__Problem to solve__:
All of the material below is to be retyped exactly.

__Dataset extract__:
* * * * * * *
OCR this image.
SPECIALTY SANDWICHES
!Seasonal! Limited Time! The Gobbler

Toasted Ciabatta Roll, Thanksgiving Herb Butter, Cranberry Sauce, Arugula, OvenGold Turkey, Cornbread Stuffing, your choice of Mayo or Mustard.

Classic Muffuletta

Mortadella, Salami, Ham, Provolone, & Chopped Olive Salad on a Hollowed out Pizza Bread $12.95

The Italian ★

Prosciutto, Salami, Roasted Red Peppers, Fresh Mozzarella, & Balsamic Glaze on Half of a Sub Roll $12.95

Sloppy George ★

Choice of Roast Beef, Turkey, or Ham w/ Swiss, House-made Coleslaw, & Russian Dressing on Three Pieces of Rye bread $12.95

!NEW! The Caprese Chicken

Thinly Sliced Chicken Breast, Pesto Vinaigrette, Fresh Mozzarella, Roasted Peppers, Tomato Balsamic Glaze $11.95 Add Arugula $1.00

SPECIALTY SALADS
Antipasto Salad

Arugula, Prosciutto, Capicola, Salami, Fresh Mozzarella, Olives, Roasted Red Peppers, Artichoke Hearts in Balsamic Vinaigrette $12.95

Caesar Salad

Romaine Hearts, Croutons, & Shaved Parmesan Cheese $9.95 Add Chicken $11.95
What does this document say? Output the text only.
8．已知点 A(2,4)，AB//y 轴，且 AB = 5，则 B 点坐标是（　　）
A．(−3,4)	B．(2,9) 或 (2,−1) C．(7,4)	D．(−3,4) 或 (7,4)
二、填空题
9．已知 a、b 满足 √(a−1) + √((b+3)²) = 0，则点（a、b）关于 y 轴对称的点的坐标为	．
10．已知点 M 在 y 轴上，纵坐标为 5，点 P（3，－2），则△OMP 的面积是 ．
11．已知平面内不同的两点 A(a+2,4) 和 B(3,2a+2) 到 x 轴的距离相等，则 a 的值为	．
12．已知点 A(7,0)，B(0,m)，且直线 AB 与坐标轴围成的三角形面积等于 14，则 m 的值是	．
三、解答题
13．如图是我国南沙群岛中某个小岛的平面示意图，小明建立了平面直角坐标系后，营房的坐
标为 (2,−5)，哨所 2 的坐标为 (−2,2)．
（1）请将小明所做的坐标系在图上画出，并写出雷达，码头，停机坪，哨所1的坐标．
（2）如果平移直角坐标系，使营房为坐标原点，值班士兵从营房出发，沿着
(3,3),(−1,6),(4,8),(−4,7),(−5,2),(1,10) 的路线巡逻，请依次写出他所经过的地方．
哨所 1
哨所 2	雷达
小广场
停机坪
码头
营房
* * * * * * *
__Written answer__:
OCR this image.
SPECIALTY SANDWICHES
!Seasonal! Limited Time! The Gobbler

Toasted Ciabatta Roll, Thanksgiving Herb Butter, Cranberry Sauce, Arugula, OvenGold Turkey, Cornbread Stuffing, your choice of Mayo or Mustard.

Classic Muffuletta

Mortadella, Salami, Ham, Provolone, & Chopped Olive Salad on a Hollowed out Pizza Bread $12.95

The Italian ★

Prosciutto, Salami, Roasted Red Peppers, Fresh Mozzarella, & Balsamic Glaze on Half of a Sub Roll $12.95

Sloppy George ★

Choice of Roast Beef, Turkey, or Ham w/ Swiss, House-made Coleslaw, & Russian Dressing on Three Pieces of Rye bread $12.95

!NEW! The Caprese Chicken

Thinly Sliced Chicken Breast, Pesto Vinaigrette, Fresh Mozzarella, Roasted Peppers, Tomato Balsamic Glaze $11.95 Add Arugula $1.00

SPECIALTY SALADS
Antipasto Salad

Arugula, Prosciutto, Capicola, Salami, Fresh Mozzarella, Olives, Roasted Red Peppers, Artichoke Hearts in Balsamic Vinaigrette $12.95

Caesar Salad

Romaine Hearts, Croutons, & Shaved Parmesan Cheese $9.95 Add Chicken $11.95
What does this document say? Output the text only.
8．已知点 A(2,4)，AB//y 轴，且 AB = 5，则 B 点坐标是（　　）
A．(−3,4)	B．(2,9) 或 (2,−1) C．(7,4)	D．(−3,4) 或 (7,4)
二、填空题
9．已知 a、b 满足 √(a−1) + √((b+3)²) = 0，则点（a、b）关于 y 轴对称的点的坐标为	．
10．已知点 M 在 y 轴上，纵坐标为 5，点 P（3，－2），则△OMP 的面积是 ．
11．已知平面内不同的两点 A(a+2,4) 和 B(3,2a+2) 到 x 轴的距离相等，则 a 的值为	．
12．已知点 A(7,0)，B(0,m)，且直线 AB 与坐标轴围成的三角形面积等于 14，则 m 的值是	．
三、解答题
13．如图是我国南沙群岛中某个小岛的平面示意图，小明建立了平面直角坐标系后，营房的坐
标为 (2,−5)，哨所 2 的坐标为 (−2,2)．
（1）请将小明所做的坐标系在图上画出，并写出雷达，码头，停机坪，哨所1的坐标．
（2）如果平移直角坐标系，使营房为坐标原点，值班士兵从营房出发，沿着
(3,3),(−1,6),(4,8),(−4,7),(−5,2),(1,10) 的路线巡逻，请依次写出他所经过的地方．
哨所 1
哨所 2	雷达
小广场
停机坪
码头
营房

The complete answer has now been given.